* **Task statement**:
Write out the records that appear below, verbatim and complete, but without pictures.

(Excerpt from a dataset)
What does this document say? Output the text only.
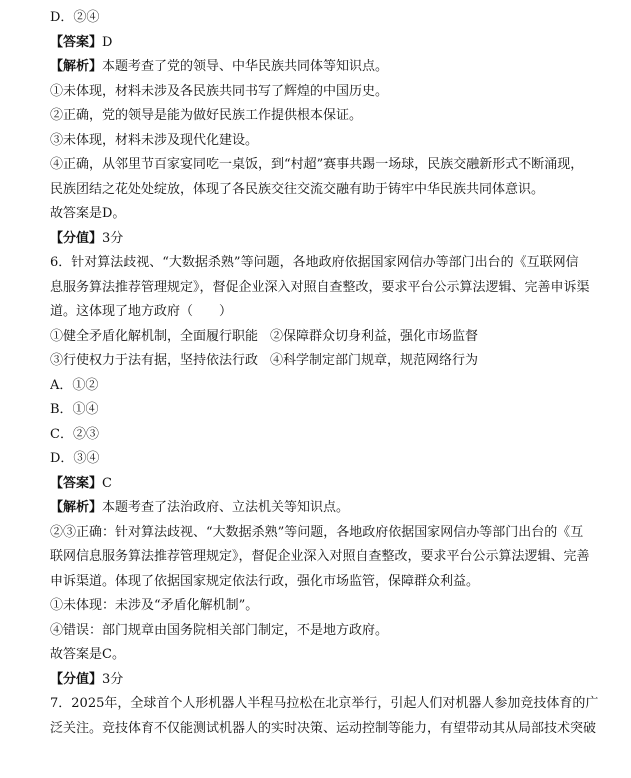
D．②④
【答案】D
【解析】本题考查了党的领导、中华民族共同体等知识点。
①未体现，材料未涉及各民族共同书写了辉煌的中国历史。
②正确，党的领导是能为做好民族工作提供根本保证。
③未体现，材料未涉及现代化建设。
④正确，从邻里节百家宴同吃一桌饭，到“村超”赛事共踢一场球，民族交融新形式不断涌现，
民族团结之花处处绽放，体现了各民族交往交流交融有助于铸牢中华民族共同体意识。
故答案是D。
【分值】3分
6．针对算法歧视、“大数据杀熟”等问题，各地政府依据国家网信办等部门出台的《互联网信
息服务算法推荐管理规定》，督促企业深入对照自查整改，要求平台公示算法逻辑、完善申诉渠
道。这体现了地方政府（　　）
①健全矛盾化解机制，全面履行职能 ②保障群众切身利益，强化市场监督
③行使权力于法有据，坚持依法行政 ④科学制定部门规章，规范网络行为
A．①②
B．①④
C．②③
D．③④
【答案】C
【解析】本题考查了法治政府、立法机关等知识点。
②③正确：针对算法歧视、“大数据杀熟”等问题，各地政府依据国家网信办等部门出台的《互
联网信息服务算法推荐管理规定》，督促企业深入对照自查整改，要求平台公示算法逻辑、完善
申诉渠道。体现了依据国家规定依法行政，强化市场监管，保障群众利益。
①未体现：未涉及“矛盾化解机制”。
④错误：部门规章由国务院相关部门制定，不是地方政府。
故答案是C。
【分值】3分
7．2025年，全球首个人形机器人半程马拉松在北京举行，引起人们对机器人参加竞技体育的广
泛关注。竞技体育不仅能测试机器人的实时决策、运动控制等能力，有望带动其从局部技术突破
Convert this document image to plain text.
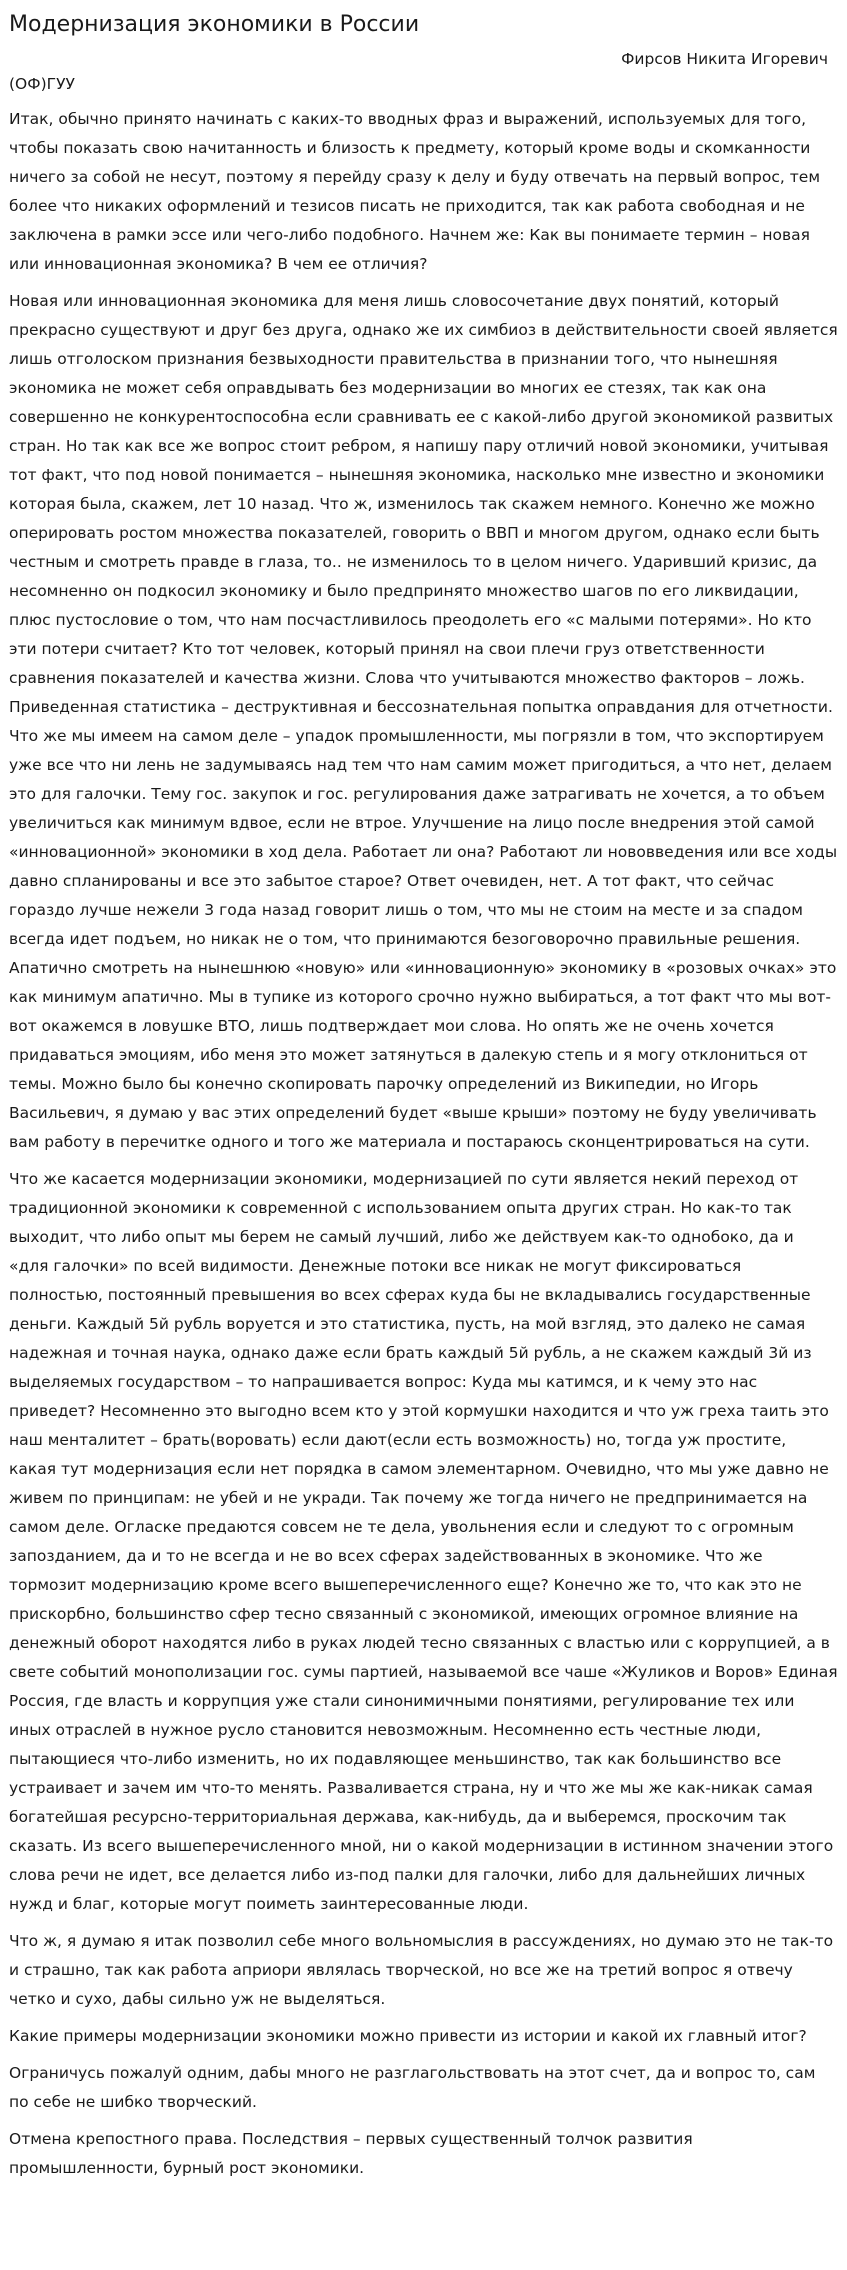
Модернизация экономики в России

Фирсов Никита Игоревич

(ОФ)ГУУ

Итак, обычно принято начинать с каких-то вводных фраз и выражений, используемых для того, чтобы показать свою начитанность и близость к предмету, который кроме воды и скомканности ничего за собой не несут, поэтому я перейду сразу к делу и буду отвечать на первый вопрос, тем более что никаких оформлений и тезисов писать не приходится, так как работа свободная и не заключена в рамки эссе или чего-либо подобного. Начнем же: Как вы понимаете термин – новая или инновационная экономика? В чем ее отличия?

Новая или инновационная экономика для меня лишь словосочетание двух понятий, который прекрасно существуют и друг без друга, однако же их симбиоз в действительности своей является лишь отголоском признания безвыходности правительства в признании того, что нынешняя экономика не может себя оправдывать без модернизации во многих ее стезях, так как она совершенно не конкурентоспособна если сравнивать ее с какой-либо другой экономикой развитых стран. Но так как все же вопрос стоит ребром, я напишу пару отличий новой экономики, учитывая тот факт, что под новой понимается – нынешняя экономика, насколько мне известно и экономики которая была, скажем, лет 10 назад. Что ж, изменилось так скажем немного. Конечно же можно оперировать ростом множества показателей, говорить о ВВП и многом другом, однако если быть честным и смотреть правде в глаза, то.. не изменилось то в целом ничего. Ударивший кризис, да несомненно он подкосил экономику и было предпринято множество шагов по его ликвидации, плюс пустословие о том, что нам посчастливилось преодолеть его «с малыми потерями». Но кто эти потери считает? Кто тот человек, который принял на свои плечи груз ответственности сравнения показателей и качества жизни. Слова что учитываются множество факторов – ложь. Приведенная статистика – деструктивная и бессознательная попытка оправдания для отчетности. Что же мы имеем на самом деле – упадок промышленности, мы погрязли в том, что экспортируем уже все что ни лень не задумываясь над тем что нам самим может пригодиться, а что нет, делаем это для галочки. Тему гос. закупок и гос. регулирования даже затрагивать не хочется, а то объем увеличиться как минимум вдвое, если не втрое. Улучшение на лицо после внедрения этой самой «инновационной» экономики в ход дела. Работает ли она? Работают ли нововведения или все ходы давно спланированы и все это забытое старое? Ответ очевиден, нет. А тот факт, что сейчас гораздо лучше нежели 3 года назад говорит лишь о том, что мы не стоим на месте и за спадом всегда идет подъем, но никак не о том, что принимаются безоговорочно правильные решения. Апатично смотреть на нынешнюю «новую» или «инновационную» экономику в «розовых очках» это как минимум апатично. Мы в тупике из которого срочно нужно выбираться, а тот факт что мы вот-вот окажемся в ловушке ВТО, лишь подтверждает мои слова. Но опять же не очень хочется придаваться эмоциям, ибо меня это может затянуться в далекую степь и я могу отклониться от темы. Можно было бы конечно скопировать парочку определений из Википедии, но Игорь Васильевич, я думаю у вас этих определений будет «выше крыши» поэтому не буду увеличивать вам работу в перечитке одного и того же материала и постараюсь сконцентрироваться на сути.

Что же касается модернизации экономики, модернизацией по сути является некий переход от традиционной экономики к современной с использованием опыта других стран. Но как-то так выходит, что либо опыт мы берем не самый лучший, либо же действуем как-то однобоко, да и «для галочки» по всей видимости. Денежные потоки все никак не могут фиксироваться полностью, постоянный превышения во всех сферах куда бы не вкладывались государственные деньги. Каждый 5й рубль воруется и это статистика, пусть, на мой взгляд, это далеко не самая надежная и точная наука, однако даже если брать каждый 5й рубль, а не скажем каждый 3й из выделяемых государством – то напрашивается вопрос: Куда мы катимся, и к чему это нас приведет? Несомненно это выгодно всем кто у этой кормушки находится и что уж греха таить это наш менталитет – брать(воровать) если дают(если есть возможность) но, тогда уж простите, какая тут модернизация если нет порядка в самом элементарном. Очевидно, что мы уже давно не живем по принципам: не убей и не укради. Так почему же тогда ничего не предпринимается на самом деле. Огласке предаются совсем не те дела, увольнения если и следуют то с огромным запозданием, да и то не всегда и не во всех сферах задействованных в экономике. Что же тормозит модернизацию кроме всего вышеперечисленного еще? Конечно же то, что как это не прискорбно, большинство сфер тесно связанный с экономикой, имеющих огромное влияние на денежный оборот находятся либо в руках людей тесно связанных с властью или с коррупцией, а в свете событий монополизации гос. сумы партией, называемой все чаше «Жуликов и Воров» Единая Россия, где власть и коррупция уже стали синонимичными понятиями, регулирование тех или иных отраслей в нужное русло становится невозможным. Несомненно есть честные люди, пытающиеся что-либо изменить, но их подавляющее меньшинство, так как большинство все устраивает и зачем им что-то менять. Разваливается страна, ну и что же мы же как-никак самая богатейшая ресурсно-территориальная держава, как-нибудь, да и выберемся, проскочим так сказать. Из всего вышеперечисленного мной, ни о какой модернизации в истинном значении этого слова речи не идет, все делается либо из-под палки для галочки, либо для дальнейших личных нужд и благ, которые могут поиметь заинтересованные люди.

Что ж, я думаю я итак позволил себе много вольномыслия в рассуждениях, но думаю это не так-то и страшно, так как работа априори являлась творческой, но все же на третий вопрос я отвечу четко и сухо, дабы сильно уж не выделяться.

Какие примеры модернизации экономики можно привести из истории и какой их главный итог?

Ограничусь пожалуй одним, дабы много не разглагольствовать на этот счет, да и вопрос то, сам по себе не шибко творческий.

Отмена крепостного права. Последствия – первых существенный толчок развития промышленности, бурный рост экономики.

* **In response**:
What does this document say? Output the text only.
D．②④
【答案】D
【解析】本题考查了党的领导、中华民族共同体等知识点。
①未体现，材料未涉及各民族共同书写了辉煌的中国历史。
②正确，党的领导是能为做好民族工作提供根本保证。
③未体现，材料未涉及现代化建设。
④正确，从邻里节百家宴同吃一桌饭，到“村超”赛事共踢一场球，民族交融新形式不断涌现，
民族团结之花处处绽放，体现了各民族交往交流交融有助于铸牢中华民族共同体意识。
故答案是D。
【分值】3分
6．针对算法歧视、“大数据杀熟”等问题，各地政府依据国家网信办等部门出台的《互联网信
息服务算法推荐管理规定》，督促企业深入对照自查整改，要求平台公示算法逻辑、完善申诉渠
道。这体现了地方政府（　　）
①健全矛盾化解机制，全面履行职能 ②保障群众切身利益，强化市场监督
③行使权力于法有据，坚持依法行政 ④科学制定部门规章，规范网络行为
A．①②
B．①④
C．②③
D．③④
【答案】C
【解析】本题考查了法治政府、立法机关等知识点。
②③正确：针对算法歧视、“大数据杀熟”等问题，各地政府依据国家网信办等部门出台的《互
联网信息服务算法推荐管理规定》，督促企业深入对照自查整改，要求平台公示算法逻辑、完善
申诉渠道。体现了依据国家规定依法行政，强化市场监管，保障群众利益。
①未体现：未涉及“矛盾化解机制”。
④错误：部门规章由国务院相关部门制定，不是地方政府。
故答案是C。
【分值】3分
7．2025年，全球首个人形机器人半程马拉松在北京举行，引起人们对机器人参加竞技体育的广
泛关注。竞技体育不仅能测试机器人的实时决策、运动控制等能力，有望带动其从局部技术突破
Convert this document image to plain text.
Модернизация экономики в России

Фирсов Никита Игоревич

(ОФ)ГУУ

Итак, обычно принято начинать с каких-то вводных фраз и выражений, используемых для того, чтобы показать свою начитанность и близость к предмету, который кроме воды и скомканности ничего за собой не несут, поэтому я перейду сразу к делу и буду отвечать на первый вопрос, тем более что никаких оформлений и тезисов писать не приходится, так как работа свободная и не заключена в рамки эссе или чего-либо подобного. Начнем же: Как вы понимаете термин – новая или инновационная экономика? В чем ее отличия?

Новая или инновационная экономика для меня лишь словосочетание двух понятий, который прекрасно существуют и друг без друга, однако же их симбиоз в действительности своей является лишь отголоском признания безвыходности правительства в признании того, что нынешняя экономика не может себя оправдывать без модернизации во многих ее стезях, так как она совершенно не конкурентоспособна если сравнивать ее с какой-либо другой экономикой развитых стран. Но так как все же вопрос стоит ребром, я напишу пару отличий новой экономики, учитывая тот факт, что под новой понимается – нынешняя экономика, насколько мне известно и экономики которая была, скажем, лет 10 назад. Что ж, изменилось так скажем немного. Конечно же можно оперировать ростом множества показателей, говорить о ВВП и многом другом, однако если быть честным и смотреть правде в глаза, то.. не изменилось то в целом ничего. Ударивший кризис, да несомненно он подкосил экономику и было предпринято множество шагов по его ликвидации, плюс пустословие о том, что нам посчастливилось преодолеть его «с малыми потерями». Но кто эти потери считает? Кто тот человек, который принял на свои плечи груз ответственности сравнения показателей и качества жизни. Слова что учитываются множество факторов – ложь. Приведенная статистика – деструктивная и бессознательная попытка оправдания для отчетности. Что же мы имеем на самом деле – упадок промышленности, мы погрязли в том, что экспортируем уже все что ни лень не задумываясь над тем что нам самим может пригодиться, а что нет, делаем это для галочки. Тему гос. закупок и гос. регулирования даже затрагивать не хочется, а то объем увеличиться как минимум вдвое, если не втрое. Улучшение на лицо после внедрения этой самой «инновационной» экономики в ход дела. Работает ли она? Работают ли нововведения или все ходы давно спланированы и все это забытое старое? Ответ очевиден, нет. А тот факт, что сейчас гораздо лучше нежели 3 года назад говорит лишь о том, что мы не стоим на месте и за спадом всегда идет подъем, но никак не о том, что принимаются безоговорочно правильные решения. Апатично смотреть на нынешнюю «новую» или «инновационную» экономику в «розовых очках» это как минимум апатично. Мы в тупике из которого срочно нужно выбираться, а тот факт что мы вот-вот окажемся в ловушке ВТО, лишь подтверждает мои слова. Но опять же не очень хочется придаваться эмоциям, ибо меня это может затянуться в далекую степь и я могу отклониться от темы. Можно было бы конечно скопировать парочку определений из Википедии, но Игорь Васильевич, я думаю у вас этих определений будет «выше крыши» поэтому не буду увеличивать вам работу в перечитке одного и того же материала и постараюсь сконцентрироваться на сути.

Что же касается модернизации экономики, модернизацией по сути является некий переход от традиционной экономики к современной с использованием опыта других стран. Но как-то так выходит, что либо опыт мы берем не самый лучший, либо же действуем как-то однобоко, да и «для галочки» по всей видимости. Денежные потоки все никак не могут фиксироваться полностью, постоянный превышения во всех сферах куда бы не вкладывались государственные деньги. Каждый 5й рубль воруется и это статистика, пусть, на мой взгляд, это далеко не самая надежная и точная наука, однако даже если брать каждый 5й рубль, а не скажем каждый 3й из выделяемых государством – то напрашивается вопрос: Куда мы катимся, и к чему это нас приведет? Несомненно это выгодно всем кто у этой кормушки находится и что уж греха таить это наш менталитет – брать(воровать) если дают(если есть возможность) но, тогда уж простите, какая тут модернизация если нет порядка в самом элементарном. Очевидно, что мы уже давно не живем по принципам: не убей и не укради. Так почему же тогда ничего не предпринимается на самом деле. Огласке предаются совсем не те дела, увольнения если и следуют то с огромным запозданием, да и то не всегда и не во всех сферах задействованных в экономике. Что же тормозит модернизацию кроме всего вышеперечисленного еще? Конечно же то, что как это не прискорбно, большинство сфер тесно связанный с экономикой, имеющих огромное влияние на денежный оборот находятся либо в руках людей тесно связанных с властью или с коррупцией, а в свете событий монополизации гос. сумы партией, называемой все чаше «Жуликов и Воров» Единая Россия, где власть и коррупция уже стали синонимичными понятиями, регулирование тех или иных отраслей в нужное русло становится невозможным. Несомненно есть честные люди, пытающиеся что-либо изменить, но их подавляющее меньшинство, так как большинство все устраивает и зачем им что-то менять. Разваливается страна, ну и что же мы же как-никак самая богатейшая ресурсно-территориальная держава, как-нибудь, да и выберемся, проскочим так сказать. Из всего вышеперечисленного мной, ни о какой модернизации в истинном значении этого слова речи не идет, все делается либо из-под палки для галочки, либо для дальнейших личных нужд и благ, которые могут поиметь заинтересованные люди.

Что ж, я думаю я итак позволил себе много вольномыслия в рассуждениях, но думаю это не так-то и страшно, так как работа априори являлась творческой, но все же на третий вопрос я отвечу четко и сухо, дабы сильно уж не выделяться.

Какие примеры модернизации экономики можно привести из истории и какой их главный итог?

Ограничусь пожалуй одним, дабы много не разглагольствовать на этот счет, да и вопрос то, сам по себе не шибко творческий.

Отмена крепостного права. Последствия – первых существенный толчок развития промышленности, бурный рост экономики.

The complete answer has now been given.